What this task involves
Would you set down the data that follows, word for word, without any pictures?

Records shown
++++++++++

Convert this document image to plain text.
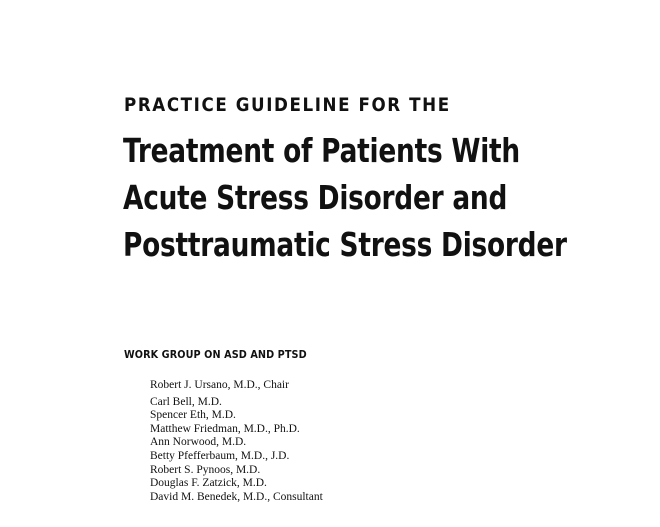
PRACTICE GUIDELINE FOR THE
Treatment of Patients With
Acute Stress Disorder and
Posttraumatic Stress Disorder
WORK GROUP ON ASD AND PTSD
Robert J. Ursano, M.D., Chair
Carl Bell, M.D.
Spencer Eth, M.D.
Matthew Friedman, M.D., Ph.D.
Ann Norwood, M.D.
Betty Pfefferbaum, M.D., J.D.
Robert S. Pynoos, M.D.
Douglas F. Zatzick, M.D.
David M. Benedek, M.D., Consultant
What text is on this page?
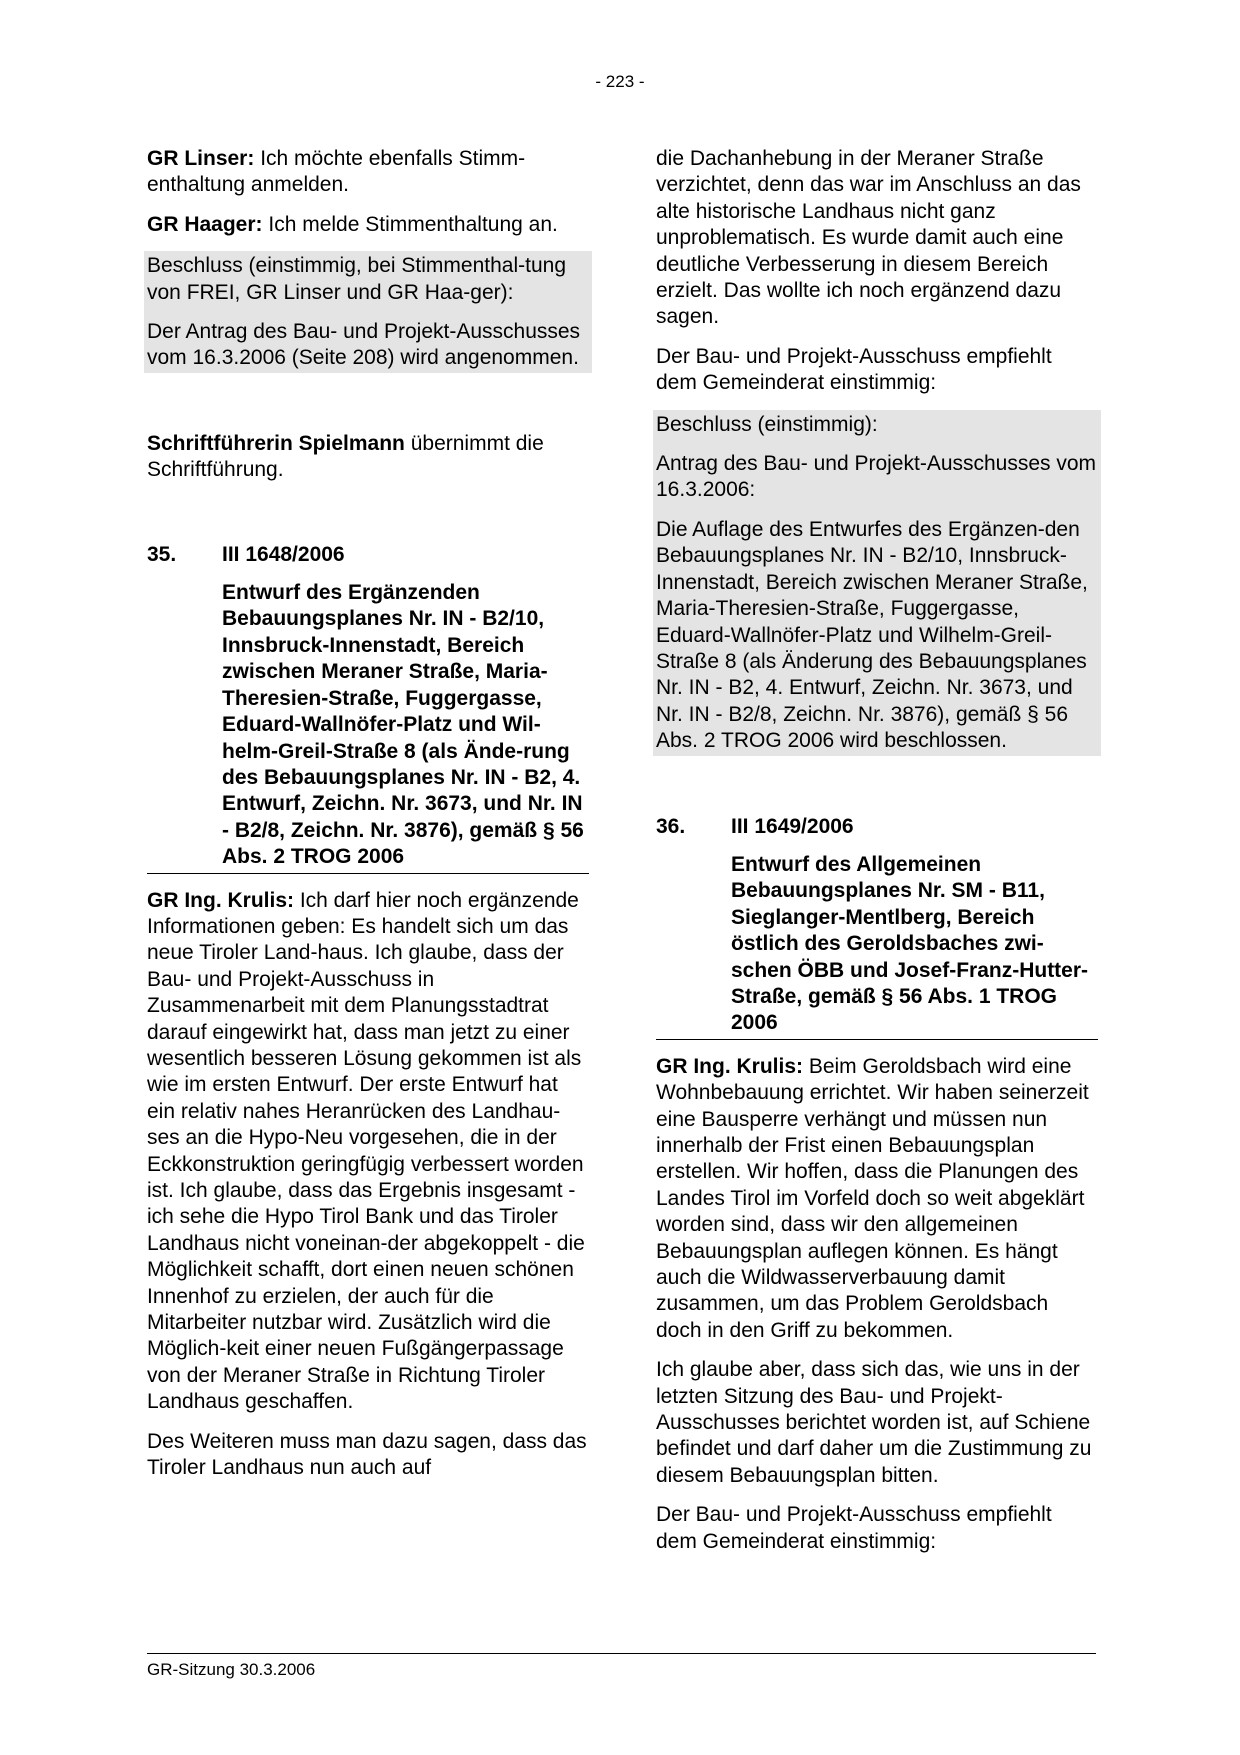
- 223 -

GR Linser: Ich möchte ebenfalls Stimm-enthaltung anmelden.

GR Haager: Ich melde Stimmenthaltung an.

Beschluss (einstimmig, bei Stimmenthal-tung von FREI, GR Linser und GR Haa-ger):

Der Antrag des Bau- und Projekt-Ausschusses vom 16.3.2006 (Seite 208) wird angenommen.

Schriftführerin Spielmann übernimmt die Schriftführung.

35.	III 1648/2006
Entwurf des Ergänzenden Bebauungsplanes Nr. IN - B2/10, Innsbruck-Innenstadt, Bereich zwischen Meraner Straße, Maria-Theresien-Straße, Fuggergasse, Eduard-Wallnöfer-Platz und Wil-helm-Greil-Straße 8 (als Ände-rung des Bebauungsplanes Nr. IN - B2, 4. Entwurf, Zeichn. Nr. 3673, und Nr. IN - B2/8, Zeichn. Nr. 3876), gemäß § 56 Abs. 2 TROG 2006

GR Ing. Krulis: Ich darf hier noch ergänzende Informationen geben: Es handelt sich um das neue Tiroler Land-haus. Ich glaube, dass der Bau- und Projekt-Ausschuss in Zusammenarbeit mit dem Planungsstadtrat darauf eingewirkt hat, dass man jetzt zu einer wesentlich besseren Lösung gekommen ist als wie im ersten Entwurf. Der erste Entwurf hat ein relativ nahes Heranrücken des Landhau-ses an die Hypo-Neu vorgesehen, die in der Eckkonstruktion geringfügig verbessert worden ist. Ich glaube, dass das Ergebnis insgesamt - ich sehe die Hypo Tirol Bank und das Tiroler Landhaus nicht voneinan-der abgekoppelt - die Möglichkeit schafft, dort einen neuen schönen Innenhof zu erzielen, der auch für die Mitarbeiter nutzbar wird. Zusätzlich wird die Möglich-keit einer neuen Fußgängerpassage von der Meraner Straße in Richtung Tiroler Landhaus geschaffen.

Des Weiteren muss man dazu sagen, dass das Tiroler Landhaus nun auch auf

die Dachanhebung in der Meraner Straße verzichtet, denn das war im Anschluss an das alte historische Landhaus nicht ganz unproblematisch. Es wurde damit auch eine deutliche Verbesserung in diesem Bereich erzielt. Das wollte ich noch ergänzend dazu sagen.

Der Bau- und Projekt-Ausschuss empfiehlt dem Gemeinderat einstimmig:

Beschluss (einstimmig):

Antrag des Bau- und Projekt-Ausschusses vom 16.3.2006:

Die Auflage des Entwurfes des Ergänzen-den Bebauungsplanes Nr. IN - B2/10, Innsbruck-Innenstadt, Bereich zwischen Meraner Straße, Maria-Theresien-Straße, Fuggergasse, Eduard-Wallnöfer-Platz und Wilhelm-Greil-Straße 8 (als Änderung des Bebauungsplanes Nr. IN - B2, 4. Entwurf, Zeichn. Nr. 3673, und Nr. IN - B2/8, Zeichn. Nr. 3876), gemäß § 56 Abs. 2 TROG 2006 wird beschlossen.

36.	III 1649/2006
Entwurf des Allgemeinen Bebauungsplanes Nr. SM - B11, Sieglanger-Mentlberg, Bereich östlich des Geroldsbaches zwi-schen ÖBB und Josef-Franz-Hutter-Straße, gemäß § 56 Abs. 1 TROG 2006

GR Ing. Krulis: Beim Geroldsbach wird eine Wohnbebauung errichtet. Wir haben seinerzeit eine Bausperre verhängt und müssen nun innerhalb der Frist einen Bebauungsplan erstellen. Wir hoffen, dass die Planungen des Landes Tirol im Vorfeld doch so weit abgeklärt worden sind, dass wir den allgemeinen Bebauungsplan auflegen können. Es hängt auch die Wildwasserverbauung damit zusammen, um das Problem Geroldsbach doch in den Griff zu bekommen.

Ich glaube aber, dass sich das, wie uns in der letzten Sitzung des Bau- und Projekt-Ausschusses berichtet worden ist, auf Schiene befindet und darf daher um die Zustimmung zu diesem Bebauungsplan bitten.

Der Bau- und Projekt-Ausschuss empfiehlt dem Gemeinderat einstimmig:

GR-Sitzung 30.3.2006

++++++++++

Exercise solution
Convert this document image to plain text.
PRACTICE GUIDELINE FOR THE
Treatment of Patients With
Acute Stress Disorder and
Posttraumatic Stress Disorder
WORK GROUP ON ASD AND PTSD
Robert J. Ursano, M.D., Chair
Carl Bell, M.D.
Spencer Eth, M.D.
Matthew Friedman, M.D., Ph.D.
Ann Norwood, M.D.
Betty Pfefferbaum, M.D., J.D.
Robert S. Pynoos, M.D.
Douglas F. Zatzick, M.D.
David M. Benedek, M.D., Consultant
What text is on this page?
- 223 -

GR Linser: Ich möchte ebenfalls Stimm-enthaltung anmelden.

GR Haager: Ich melde Stimmenthaltung an.

Beschluss (einstimmig, bei Stimmenthal-tung von FREI, GR Linser und GR Haa-ger):

Der Antrag des Bau- und Projekt-Ausschusses vom 16.3.2006 (Seite 208) wird angenommen.

Schriftführerin Spielmann übernimmt die Schriftführung.

35.	III 1648/2006
Entwurf des Ergänzenden Bebauungsplanes Nr. IN - B2/10, Innsbruck-Innenstadt, Bereich zwischen Meraner Straße, Maria-Theresien-Straße, Fuggergasse, Eduard-Wallnöfer-Platz und Wil-helm-Greil-Straße 8 (als Ände-rung des Bebauungsplanes Nr. IN - B2, 4. Entwurf, Zeichn. Nr. 3673, und Nr. IN - B2/8, Zeichn. Nr. 3876), gemäß § 56 Abs. 2 TROG 2006

GR Ing. Krulis: Ich darf hier noch ergänzende Informationen geben: Es handelt sich um das neue Tiroler Land-haus. Ich glaube, dass der Bau- und Projekt-Ausschuss in Zusammenarbeit mit dem Planungsstadtrat darauf eingewirkt hat, dass man jetzt zu einer wesentlich besseren Lösung gekommen ist als wie im ersten Entwurf. Der erste Entwurf hat ein relativ nahes Heranrücken des Landhau-ses an die Hypo-Neu vorgesehen, die in der Eckkonstruktion geringfügig verbessert worden ist. Ich glaube, dass das Ergebnis insgesamt - ich sehe die Hypo Tirol Bank und das Tiroler Landhaus nicht voneinan-der abgekoppelt - die Möglichkeit schafft, dort einen neuen schönen Innenhof zu erzielen, der auch für die Mitarbeiter nutzbar wird. Zusätzlich wird die Möglich-keit einer neuen Fußgängerpassage von der Meraner Straße in Richtung Tiroler Landhaus geschaffen.

Des Weiteren muss man dazu sagen, dass das Tiroler Landhaus nun auch auf

die Dachanhebung in der Meraner Straße verzichtet, denn das war im Anschluss an das alte historische Landhaus nicht ganz unproblematisch. Es wurde damit auch eine deutliche Verbesserung in diesem Bereich erzielt. Das wollte ich noch ergänzend dazu sagen.

Der Bau- und Projekt-Ausschuss empfiehlt dem Gemeinderat einstimmig:

Beschluss (einstimmig):

Antrag des Bau- und Projekt-Ausschusses vom 16.3.2006:

Die Auflage des Entwurfes des Ergänzen-den Bebauungsplanes Nr. IN - B2/10, Innsbruck-Innenstadt, Bereich zwischen Meraner Straße, Maria-Theresien-Straße, Fuggergasse, Eduard-Wallnöfer-Platz und Wilhelm-Greil-Straße 8 (als Änderung des Bebauungsplanes Nr. IN - B2, 4. Entwurf, Zeichn. Nr. 3673, und Nr. IN - B2/8, Zeichn. Nr. 3876), gemäß § 56 Abs. 2 TROG 2006 wird beschlossen.

36.	III 1649/2006
Entwurf des Allgemeinen Bebauungsplanes Nr. SM - B11, Sieglanger-Mentlberg, Bereich östlich des Geroldsbaches zwi-schen ÖBB und Josef-Franz-Hutter-Straße, gemäß § 56 Abs. 1 TROG 2006

GR Ing. Krulis: Beim Geroldsbach wird eine Wohnbebauung errichtet. Wir haben seinerzeit eine Bausperre verhängt und müssen nun innerhalb der Frist einen Bebauungsplan erstellen. Wir hoffen, dass die Planungen des Landes Tirol im Vorfeld doch so weit abgeklärt worden sind, dass wir den allgemeinen Bebauungsplan auflegen können. Es hängt auch die Wildwasserverbauung damit zusammen, um das Problem Geroldsbach doch in den Griff zu bekommen.

Ich glaube aber, dass sich das, wie uns in der letzten Sitzung des Bau- und Projekt-Ausschusses berichtet worden ist, auf Schiene befindet und darf daher um die Zustimmung zu diesem Bebauungsplan bitten.

Der Bau- und Projekt-Ausschuss empfiehlt dem Gemeinderat einstimmig:

GR-Sitzung 30.3.2006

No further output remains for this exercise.